#### [Given problem]
Give the number of lines that include the word "personal", and nothing else.

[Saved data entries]
>>>>
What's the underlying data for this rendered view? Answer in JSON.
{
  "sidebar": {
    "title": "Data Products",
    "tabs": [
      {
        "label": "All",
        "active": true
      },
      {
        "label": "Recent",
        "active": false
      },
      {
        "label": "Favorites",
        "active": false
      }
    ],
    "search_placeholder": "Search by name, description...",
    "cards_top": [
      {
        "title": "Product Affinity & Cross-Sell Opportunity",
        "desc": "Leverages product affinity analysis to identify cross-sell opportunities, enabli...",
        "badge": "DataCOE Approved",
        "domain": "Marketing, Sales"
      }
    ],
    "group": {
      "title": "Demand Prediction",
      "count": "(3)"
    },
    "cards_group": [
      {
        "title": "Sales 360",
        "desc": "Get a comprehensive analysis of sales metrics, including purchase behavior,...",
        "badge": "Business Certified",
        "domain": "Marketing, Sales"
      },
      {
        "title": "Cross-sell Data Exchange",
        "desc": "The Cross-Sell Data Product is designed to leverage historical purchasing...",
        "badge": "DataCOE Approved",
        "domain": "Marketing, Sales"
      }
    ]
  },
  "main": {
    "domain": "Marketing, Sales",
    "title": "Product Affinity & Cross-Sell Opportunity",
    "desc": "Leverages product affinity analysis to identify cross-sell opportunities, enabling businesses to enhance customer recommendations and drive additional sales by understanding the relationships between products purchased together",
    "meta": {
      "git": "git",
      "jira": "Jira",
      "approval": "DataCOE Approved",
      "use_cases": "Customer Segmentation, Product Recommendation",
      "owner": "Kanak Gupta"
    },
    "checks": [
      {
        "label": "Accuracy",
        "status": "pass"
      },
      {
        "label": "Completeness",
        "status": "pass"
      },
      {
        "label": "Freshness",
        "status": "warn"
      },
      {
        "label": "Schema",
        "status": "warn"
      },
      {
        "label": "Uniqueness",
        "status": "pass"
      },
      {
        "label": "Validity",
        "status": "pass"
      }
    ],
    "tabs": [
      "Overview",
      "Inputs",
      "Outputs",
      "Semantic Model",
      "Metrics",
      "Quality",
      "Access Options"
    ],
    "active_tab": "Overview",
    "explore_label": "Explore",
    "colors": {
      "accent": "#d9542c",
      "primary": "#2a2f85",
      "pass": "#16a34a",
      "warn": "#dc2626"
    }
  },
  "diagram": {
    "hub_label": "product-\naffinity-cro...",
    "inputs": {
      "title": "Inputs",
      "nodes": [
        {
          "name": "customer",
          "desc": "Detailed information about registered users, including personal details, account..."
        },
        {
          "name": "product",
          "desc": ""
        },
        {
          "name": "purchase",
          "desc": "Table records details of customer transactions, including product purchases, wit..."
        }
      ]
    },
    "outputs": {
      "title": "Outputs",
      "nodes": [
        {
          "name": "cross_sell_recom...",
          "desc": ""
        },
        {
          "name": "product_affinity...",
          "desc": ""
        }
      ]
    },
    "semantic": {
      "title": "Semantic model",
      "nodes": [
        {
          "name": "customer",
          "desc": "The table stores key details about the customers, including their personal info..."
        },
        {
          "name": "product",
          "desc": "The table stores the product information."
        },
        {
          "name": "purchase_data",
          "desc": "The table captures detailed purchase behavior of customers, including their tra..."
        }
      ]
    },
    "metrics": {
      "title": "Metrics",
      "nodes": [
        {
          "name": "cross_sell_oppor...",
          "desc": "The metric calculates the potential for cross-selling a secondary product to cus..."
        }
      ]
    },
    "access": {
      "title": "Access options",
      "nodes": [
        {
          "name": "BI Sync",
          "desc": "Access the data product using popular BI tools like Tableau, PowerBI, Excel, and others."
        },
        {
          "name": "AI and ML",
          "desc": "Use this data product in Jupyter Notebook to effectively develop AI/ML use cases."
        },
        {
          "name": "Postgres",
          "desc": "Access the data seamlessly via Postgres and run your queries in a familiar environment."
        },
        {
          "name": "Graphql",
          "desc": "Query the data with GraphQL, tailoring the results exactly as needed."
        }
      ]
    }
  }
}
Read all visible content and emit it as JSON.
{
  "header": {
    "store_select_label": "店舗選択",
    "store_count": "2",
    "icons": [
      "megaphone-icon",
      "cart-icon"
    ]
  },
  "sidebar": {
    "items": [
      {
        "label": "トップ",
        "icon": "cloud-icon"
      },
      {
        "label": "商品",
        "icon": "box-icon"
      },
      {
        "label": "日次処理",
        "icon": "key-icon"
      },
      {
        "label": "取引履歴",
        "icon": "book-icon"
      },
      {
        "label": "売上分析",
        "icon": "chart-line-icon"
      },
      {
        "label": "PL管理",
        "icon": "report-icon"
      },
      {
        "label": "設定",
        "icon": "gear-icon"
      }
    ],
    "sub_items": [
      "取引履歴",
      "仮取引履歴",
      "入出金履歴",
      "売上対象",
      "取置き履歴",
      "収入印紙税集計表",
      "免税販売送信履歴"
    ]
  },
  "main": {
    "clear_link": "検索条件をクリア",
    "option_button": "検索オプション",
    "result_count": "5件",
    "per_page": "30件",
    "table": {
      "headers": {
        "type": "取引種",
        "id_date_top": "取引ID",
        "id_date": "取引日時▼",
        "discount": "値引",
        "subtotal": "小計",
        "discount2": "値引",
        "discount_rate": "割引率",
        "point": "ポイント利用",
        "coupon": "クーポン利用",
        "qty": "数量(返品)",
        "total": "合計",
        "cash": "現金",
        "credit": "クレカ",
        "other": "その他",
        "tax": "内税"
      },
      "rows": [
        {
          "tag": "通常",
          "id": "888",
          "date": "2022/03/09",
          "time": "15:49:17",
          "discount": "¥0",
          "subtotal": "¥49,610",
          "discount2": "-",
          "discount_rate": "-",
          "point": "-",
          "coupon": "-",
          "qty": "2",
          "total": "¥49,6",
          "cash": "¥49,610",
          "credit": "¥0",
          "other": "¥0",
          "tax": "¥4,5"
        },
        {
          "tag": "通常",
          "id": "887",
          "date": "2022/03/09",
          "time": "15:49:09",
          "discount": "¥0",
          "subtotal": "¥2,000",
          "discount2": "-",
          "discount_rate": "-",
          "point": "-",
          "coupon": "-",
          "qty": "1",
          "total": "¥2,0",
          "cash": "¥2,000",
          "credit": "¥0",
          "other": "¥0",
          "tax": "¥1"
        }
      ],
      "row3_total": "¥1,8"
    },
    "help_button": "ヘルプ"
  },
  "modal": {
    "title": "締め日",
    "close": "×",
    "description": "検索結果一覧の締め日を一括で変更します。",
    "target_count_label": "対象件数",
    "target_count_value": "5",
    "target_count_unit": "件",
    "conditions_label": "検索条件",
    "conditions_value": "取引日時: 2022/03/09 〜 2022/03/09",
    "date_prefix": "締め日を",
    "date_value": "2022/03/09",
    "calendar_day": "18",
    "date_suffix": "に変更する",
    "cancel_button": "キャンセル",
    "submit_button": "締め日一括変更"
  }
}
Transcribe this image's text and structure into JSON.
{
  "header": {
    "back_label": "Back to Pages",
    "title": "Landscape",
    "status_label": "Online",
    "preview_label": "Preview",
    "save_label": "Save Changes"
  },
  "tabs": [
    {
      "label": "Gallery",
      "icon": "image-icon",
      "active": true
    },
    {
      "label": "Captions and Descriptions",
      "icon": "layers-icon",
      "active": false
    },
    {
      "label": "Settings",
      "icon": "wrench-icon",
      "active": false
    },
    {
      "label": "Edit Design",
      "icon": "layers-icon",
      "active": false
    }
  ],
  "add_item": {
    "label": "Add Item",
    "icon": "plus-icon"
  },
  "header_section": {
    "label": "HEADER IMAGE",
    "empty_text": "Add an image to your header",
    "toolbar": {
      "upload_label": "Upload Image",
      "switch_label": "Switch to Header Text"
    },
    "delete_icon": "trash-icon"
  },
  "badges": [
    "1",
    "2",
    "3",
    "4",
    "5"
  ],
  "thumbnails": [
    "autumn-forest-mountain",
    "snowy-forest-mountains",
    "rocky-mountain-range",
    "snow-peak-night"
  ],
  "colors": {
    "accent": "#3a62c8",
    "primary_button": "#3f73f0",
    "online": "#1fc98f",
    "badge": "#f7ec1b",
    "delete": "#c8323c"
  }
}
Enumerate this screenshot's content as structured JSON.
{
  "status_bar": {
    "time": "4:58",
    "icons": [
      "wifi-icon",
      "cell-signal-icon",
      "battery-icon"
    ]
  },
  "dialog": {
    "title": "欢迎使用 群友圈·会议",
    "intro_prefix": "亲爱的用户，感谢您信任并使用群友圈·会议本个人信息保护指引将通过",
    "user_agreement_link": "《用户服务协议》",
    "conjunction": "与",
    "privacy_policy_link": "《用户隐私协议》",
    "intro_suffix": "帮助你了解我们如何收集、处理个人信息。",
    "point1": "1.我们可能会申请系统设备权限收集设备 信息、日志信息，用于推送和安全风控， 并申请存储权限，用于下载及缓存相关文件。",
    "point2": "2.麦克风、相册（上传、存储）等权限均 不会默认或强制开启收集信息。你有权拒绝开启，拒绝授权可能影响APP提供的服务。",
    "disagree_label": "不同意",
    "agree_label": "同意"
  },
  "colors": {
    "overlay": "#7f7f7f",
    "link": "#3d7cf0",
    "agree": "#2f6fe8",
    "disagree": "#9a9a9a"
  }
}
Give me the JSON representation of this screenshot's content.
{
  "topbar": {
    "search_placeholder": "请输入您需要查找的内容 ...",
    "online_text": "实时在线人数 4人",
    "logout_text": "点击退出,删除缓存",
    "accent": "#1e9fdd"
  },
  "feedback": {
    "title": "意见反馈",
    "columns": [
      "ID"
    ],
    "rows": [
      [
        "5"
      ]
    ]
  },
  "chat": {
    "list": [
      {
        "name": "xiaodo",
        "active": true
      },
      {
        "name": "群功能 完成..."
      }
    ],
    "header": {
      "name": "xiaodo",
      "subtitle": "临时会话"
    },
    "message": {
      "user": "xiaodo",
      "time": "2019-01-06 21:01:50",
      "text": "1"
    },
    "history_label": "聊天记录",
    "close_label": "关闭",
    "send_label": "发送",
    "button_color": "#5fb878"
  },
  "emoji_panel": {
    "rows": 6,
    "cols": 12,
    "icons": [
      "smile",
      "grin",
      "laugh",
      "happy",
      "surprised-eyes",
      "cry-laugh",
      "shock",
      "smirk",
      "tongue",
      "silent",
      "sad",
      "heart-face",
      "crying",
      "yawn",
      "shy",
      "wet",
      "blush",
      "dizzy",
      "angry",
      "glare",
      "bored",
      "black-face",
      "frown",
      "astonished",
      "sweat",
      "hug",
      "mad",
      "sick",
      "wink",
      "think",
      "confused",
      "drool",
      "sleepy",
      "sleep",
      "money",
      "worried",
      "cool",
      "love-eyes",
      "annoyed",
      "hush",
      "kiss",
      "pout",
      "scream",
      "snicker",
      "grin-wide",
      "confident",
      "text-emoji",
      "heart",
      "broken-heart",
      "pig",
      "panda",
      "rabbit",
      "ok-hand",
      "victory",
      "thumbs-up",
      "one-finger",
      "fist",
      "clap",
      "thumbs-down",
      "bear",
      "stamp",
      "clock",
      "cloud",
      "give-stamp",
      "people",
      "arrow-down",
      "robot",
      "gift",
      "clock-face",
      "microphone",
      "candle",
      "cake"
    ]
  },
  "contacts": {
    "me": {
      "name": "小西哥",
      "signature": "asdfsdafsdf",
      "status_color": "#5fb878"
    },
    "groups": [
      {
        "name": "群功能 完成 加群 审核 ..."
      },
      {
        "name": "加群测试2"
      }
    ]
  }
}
<<<<
#### [Result of this exercise]
2